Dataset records

◆ ◆ ◆ ◆ ◆ ◆ ◆

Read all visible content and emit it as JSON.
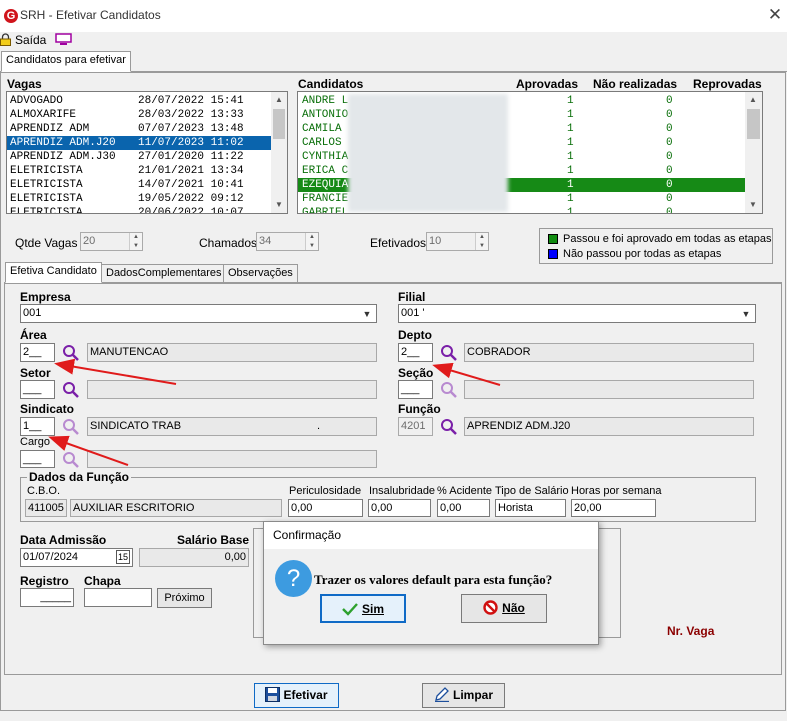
{
  "window": {
    "title": "SRH - Efetivar Candidatos",
    "close": "✕",
    "logo": "G"
  },
  "toolbar": {
    "exit_label": "Saída"
  },
  "main_tab": "Candidatos para efetivar",
  "vagas": {
    "header": "Vagas",
    "rows": [
      {
        "name": "ADVOGADO",
        "date": "28/07/2022 15:41"
      },
      {
        "name": "ALMOXARIFE",
        "date": "28/03/2022 13:33"
      },
      {
        "name": "APRENDIZ ADM",
        "date": "07/07/2023 13:48"
      },
      {
        "name": "APRENDIZ ADM.J20",
        "date": "11/07/2023 11:02"
      },
      {
        "name": "APRENDIZ ADM.J30",
        "date": "27/01/2020 11:22"
      },
      {
        "name": "ELETRICISTA",
        "date": "21/01/2021 13:34"
      },
      {
        "name": "ELETRICISTA",
        "date": "14/07/2021 10:41"
      },
      {
        "name": "ELETRICISTA",
        "date": "19/05/2022 09:12"
      },
      {
        "name": "ELETRICISTA",
        "date": "20/06/2022 10:07"
      }
    ],
    "selected_index": 3
  },
  "candidatos": {
    "headers": {
      "name": "Candidatos",
      "aprovadas": "Aprovadas",
      "nao_realizadas": "Não realizadas",
      "reprovadas": "Reprovadas"
    },
    "rows": [
      {
        "name": "ANDRE L",
        "aprovadas": "1",
        "nao_realizadas": "0"
      },
      {
        "name": "ANTONIO",
        "aprovadas": "1",
        "nao_realizadas": "0"
      },
      {
        "name": "CAMILA",
        "aprovadas": "1",
        "nao_realizadas": "0"
      },
      {
        "name": "CARLOS",
        "aprovadas": "1",
        "nao_realizadas": "0"
      },
      {
        "name": "CYNTHIA",
        "aprovadas": "1",
        "nao_realizadas": "0"
      },
      {
        "name": "ERICA C",
        "aprovadas": "1",
        "nao_realizadas": "0"
      },
      {
        "name": "EZEQUIA",
        "aprovadas": "1",
        "nao_realizadas": "0"
      },
      {
        "name": "FRANCIE",
        "aprovadas": "1",
        "nao_realizadas": "0"
      },
      {
        "name": "GABRIEL",
        "aprovadas": "1",
        "nao_realizadas": "0"
      }
    ],
    "selected_index": 6
  },
  "counts": {
    "qtde_vagas_label": "Qtde Vagas",
    "qtde_vagas": "20",
    "chamados_label": "Chamados",
    "chamados": "34",
    "efetivados_label": "Efetivados",
    "efetivados": "10"
  },
  "legend": {
    "green_label": "Passou e foi aprovado em todas as etapas",
    "blue_label": "Não passou por todas as etapas",
    "green_color": "#118c11",
    "blue_color": "#0000ff"
  },
  "subtabs": [
    "Efetiva Candidato",
    "DadosComplementares",
    "Observações"
  ],
  "form": {
    "empresa_label": "Empresa",
    "empresa_value": "001",
    "filial_label": "Filial",
    "filial_value": "001 '",
    "area_label": "Área",
    "area_code": "2__",
    "area_desc": "MANUTENCAO",
    "depto_label": "Depto",
    "depto_code": "2__",
    "depto_desc": "COBRADOR",
    "setor_label": "Setor",
    "setor_code": "___",
    "secao_label": "Seção",
    "secao_code": "___",
    "sindicato_label": "Sindicato",
    "sindicato_code": "1__",
    "sindicato_desc": "SINDICATO TRAB",
    "sindicato_dot": ".",
    "funcao_label": "Função",
    "funcao_code": "4201",
    "funcao_desc": "APRENDIZ ADM.J20",
    "cargo_label": "Cargo",
    "cargo_code": "___"
  },
  "dados_funcao": {
    "header": "Dados da Função",
    "cbo_label": "C.B.O.",
    "cbo_code": "411005",
    "cbo_desc": "AUXILIAR ESCRITORIO",
    "periculosidade_label": "Periculosidade",
    "periculosidade": "0,00",
    "insalubridade_label": "Insalubridade",
    "insalubridade": "0,00",
    "acidente_label": "% Acidente",
    "acidente": "0,00",
    "tipo_salario_label": "Tipo de Salário",
    "tipo_salario": "Horista",
    "horas_label": "Horas por semana",
    "horas": "20,00"
  },
  "admissao": {
    "data_label": "Data Admissão",
    "data_value": "01/07/2024",
    "cal_label": "15",
    "salario_label": "Salário Base",
    "salario_value": "0,00",
    "registro_label": "Registro",
    "registro_value": "_____",
    "chapa_label": "Chapa",
    "proximo_label": "Próximo"
  },
  "nr_vaga_label": "Nr. Vaga",
  "dialog": {
    "title": "Confirmação",
    "message": "Trazer os valores default para esta função?",
    "question_glyph": "?",
    "yes_label": "Sim",
    "no_label": "Não"
  },
  "footer": {
    "efetivar_label": "Efetivar",
    "limpar_label": "Limpar"
  }
}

◆ ◆ ◆ ◆ ◆ ◆ ◆

§ Job
Reproduce the whole listing word for word, setting aside any pictures.

§ The response
Read all visible content and emit it as JSON.
{
  "window": {
    "title": "SRH - Efetivar Candidatos",
    "close": "✕",
    "logo": "G"
  },
  "toolbar": {
    "exit_label": "Saída"
  },
  "main_tab": "Candidatos para efetivar",
  "vagas": {
    "header": "Vagas",
    "rows": [
      {
        "name": "ADVOGADO",
        "date": "28/07/2022 15:41"
      },
      {
        "name": "ALMOXARIFE",
        "date": "28/03/2022 13:33"
      },
      {
        "name": "APRENDIZ ADM",
        "date": "07/07/2023 13:48"
      },
      {
        "name": "APRENDIZ ADM.J20",
        "date": "11/07/2023 11:02"
      },
      {
        "name": "APRENDIZ ADM.J30",
        "date": "27/01/2020 11:22"
      },
      {
        "name": "ELETRICISTA",
        "date": "21/01/2021 13:34"
      },
      {
        "name": "ELETRICISTA",
        "date": "14/07/2021 10:41"
      },
      {
        "name": "ELETRICISTA",
        "date": "19/05/2022 09:12"
      },
      {
        "name": "ELETRICISTA",
        "date": "20/06/2022 10:07"
      }
    ],
    "selected_index": 3
  },
  "candidatos": {
    "headers": {
      "name": "Candidatos",
      "aprovadas": "Aprovadas",
      "nao_realizadas": "Não realizadas",
      "reprovadas": "Reprovadas"
    },
    "rows": [
      {
        "name": "ANDRE L",
        "aprovadas": "1",
        "nao_realizadas": "0"
      },
      {
        "name": "ANTONIO",
        "aprovadas": "1",
        "nao_realizadas": "0"
      },
      {
        "name": "CAMILA",
        "aprovadas": "1",
        "nao_realizadas": "0"
      },
      {
        "name": "CARLOS",
        "aprovadas": "1",
        "nao_realizadas": "0"
      },
      {
        "name": "CYNTHIA",
        "aprovadas": "1",
        "nao_realizadas": "0"
      },
      {
        "name": "ERICA C",
        "aprovadas": "1",
        "nao_realizadas": "0"
      },
      {
        "name": "EZEQUIA",
        "aprovadas": "1",
        "nao_realizadas": "0"
      },
      {
        "name": "FRANCIE",
        "aprovadas": "1",
        "nao_realizadas": "0"
      },
      {
        "name": "GABRIEL",
        "aprovadas": "1",
        "nao_realizadas": "0"
      }
    ],
    "selected_index": 6
  },
  "counts": {
    "qtde_vagas_label": "Qtde Vagas",
    "qtde_vagas": "20",
    "chamados_label": "Chamados",
    "chamados": "34",
    "efetivados_label": "Efetivados",
    "efetivados": "10"
  },
  "legend": {
    "green_label": "Passou e foi aprovado em todas as etapas",
    "blue_label": "Não passou por todas as etapas",
    "green_color": "#118c11",
    "blue_color": "#0000ff"
  },
  "subtabs": [
    "Efetiva Candidato",
    "DadosComplementares",
    "Observações"
  ],
  "form": {
    "empresa_label": "Empresa",
    "empresa_value": "001",
    "filial_label": "Filial",
    "filial_value": "001 '",
    "area_label": "Área",
    "area_code": "2__",
    "area_desc": "MANUTENCAO",
    "depto_label": "Depto",
    "depto_code": "2__",
    "depto_desc": "COBRADOR",
    "setor_label": "Setor",
    "setor_code": "___",
    "secao_label": "Seção",
    "secao_code": "___",
    "sindicato_label": "Sindicato",
    "sindicato_code": "1__",
    "sindicato_desc": "SINDICATO TRAB",
    "sindicato_dot": ".",
    "funcao_label": "Função",
    "funcao_code": "4201",
    "funcao_desc": "APRENDIZ ADM.J20",
    "cargo_label": "Cargo",
    "cargo_code": "___"
  },
  "dados_funcao": {
    "header": "Dados da Função",
    "cbo_label": "C.B.O.",
    "cbo_code": "411005",
    "cbo_desc": "AUXILIAR ESCRITORIO",
    "periculosidade_label": "Periculosidade",
    "periculosidade": "0,00",
    "insalubridade_label": "Insalubridade",
    "insalubridade": "0,00",
    "acidente_label": "% Acidente",
    "acidente": "0,00",
    "tipo_salario_label": "Tipo de Salário",
    "tipo_salario": "Horista",
    "horas_label": "Horas por semana",
    "horas": "20,00"
  },
  "admissao": {
    "data_label": "Data Admissão",
    "data_value": "01/07/2024",
    "cal_label": "15",
    "salario_label": "Salário Base",
    "salario_value": "0,00",
    "registro_label": "Registro",
    "registro_value": "_____",
    "chapa_label": "Chapa",
    "proximo_label": "Próximo"
  },
  "nr_vaga_label": "Nr. Vaga",
  "dialog": {
    "title": "Confirmação",
    "message": "Trazer os valores default para esta função?",
    "question_glyph": "?",
    "yes_label": "Sim",
    "no_label": "Não"
  },
  "footer": {
    "efetivar_label": "Efetivar",
    "limpar_label": "Limpar"
  }
}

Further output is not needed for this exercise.